WHAT TO WORK ON: Return the listing word for word, as given.
>> BEGIN SUPPLIED DATA
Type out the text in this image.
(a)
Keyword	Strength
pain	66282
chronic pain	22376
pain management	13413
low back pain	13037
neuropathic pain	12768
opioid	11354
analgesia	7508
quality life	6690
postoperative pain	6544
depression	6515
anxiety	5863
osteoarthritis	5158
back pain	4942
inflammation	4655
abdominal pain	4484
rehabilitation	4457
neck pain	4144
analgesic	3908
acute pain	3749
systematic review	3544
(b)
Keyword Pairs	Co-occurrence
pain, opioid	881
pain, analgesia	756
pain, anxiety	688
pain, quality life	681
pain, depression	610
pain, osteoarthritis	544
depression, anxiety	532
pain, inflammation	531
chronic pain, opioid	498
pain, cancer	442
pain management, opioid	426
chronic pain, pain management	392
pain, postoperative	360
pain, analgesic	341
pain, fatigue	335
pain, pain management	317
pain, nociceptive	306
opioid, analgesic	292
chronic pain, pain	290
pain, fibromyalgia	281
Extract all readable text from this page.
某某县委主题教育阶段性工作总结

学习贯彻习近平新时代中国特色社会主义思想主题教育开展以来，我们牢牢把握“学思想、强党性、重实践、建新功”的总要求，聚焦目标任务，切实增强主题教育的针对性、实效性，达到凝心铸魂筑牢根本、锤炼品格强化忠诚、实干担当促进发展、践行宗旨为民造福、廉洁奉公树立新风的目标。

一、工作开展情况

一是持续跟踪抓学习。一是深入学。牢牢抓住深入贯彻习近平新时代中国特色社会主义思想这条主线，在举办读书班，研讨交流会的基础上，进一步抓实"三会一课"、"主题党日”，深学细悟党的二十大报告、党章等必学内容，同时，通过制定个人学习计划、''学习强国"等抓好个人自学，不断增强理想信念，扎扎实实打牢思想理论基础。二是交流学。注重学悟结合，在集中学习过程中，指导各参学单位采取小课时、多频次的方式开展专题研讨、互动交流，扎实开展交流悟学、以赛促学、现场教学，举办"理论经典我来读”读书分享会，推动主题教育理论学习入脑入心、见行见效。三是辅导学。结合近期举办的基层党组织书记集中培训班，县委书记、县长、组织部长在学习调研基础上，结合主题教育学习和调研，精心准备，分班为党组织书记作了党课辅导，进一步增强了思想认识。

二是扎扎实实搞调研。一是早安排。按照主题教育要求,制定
>> END SUPPLIED DATA
EXERCISE RESPONSE:
Type out the text in this image.
(a)
Keyword	Strength
pain	66282
chronic pain	22376
pain management	13413
low back pain	13037
neuropathic pain	12768
opioid	11354
analgesia	7508
quality life	6690
postoperative pain	6544
depression	6515
anxiety	5863
osteoarthritis	5158
back pain	4942
inflammation	4655
abdominal pain	4484
rehabilitation	4457
neck pain	4144
analgesic	3908
acute pain	3749
systematic review	3544
(b)
Keyword Pairs	Co-occurrence
pain, opioid	881
pain, analgesia	756
pain, anxiety	688
pain, quality life	681
pain, depression	610
pain, osteoarthritis	544
depression, anxiety	532
pain, inflammation	531
chronic pain, opioid	498
pain, cancer	442
pain management, opioid	426
chronic pain, pain management	392
pain, postoperative	360
pain, analgesic	341
pain, fatigue	335
pain, pain management	317
pain, nociceptive	306
opioid, analgesic	292
chronic pain, pain	290
pain, fibromyalgia	281
Extract all readable text from this page.
某某县委主题教育阶段性工作总结

学习贯彻习近平新时代中国特色社会主义思想主题教育开展以来，我们牢牢把握“学思想、强党性、重实践、建新功”的总要求，聚焦目标任务，切实增强主题教育的针对性、实效性，达到凝心铸魂筑牢根本、锤炼品格强化忠诚、实干担当促进发展、践行宗旨为民造福、廉洁奉公树立新风的目标。

一、工作开展情况

一是持续跟踪抓学习。一是深入学。牢牢抓住深入贯彻习近平新时代中国特色社会主义思想这条主线，在举办读书班，研讨交流会的基础上，进一步抓实"三会一课"、"主题党日”，深学细悟党的二十大报告、党章等必学内容，同时，通过制定个人学习计划、''学习强国"等抓好个人自学，不断增强理想信念，扎扎实实打牢思想理论基础。二是交流学。注重学悟结合，在集中学习过程中，指导各参学单位采取小课时、多频次的方式开展专题研讨、互动交流，扎实开展交流悟学、以赛促学、现场教学，举办"理论经典我来读”读书分享会，推动主题教育理论学习入脑入心、见行见效。三是辅导学。结合近期举办的基层党组织书记集中培训班，县委书记、县长、组织部长在学习调研基础上，结合主题教育学习和调研，精心准备，分班为党组织书记作了党课辅导，进一步增强了思想认识。

二是扎扎实实搞调研。一是早安排。按照主题教育要求,制定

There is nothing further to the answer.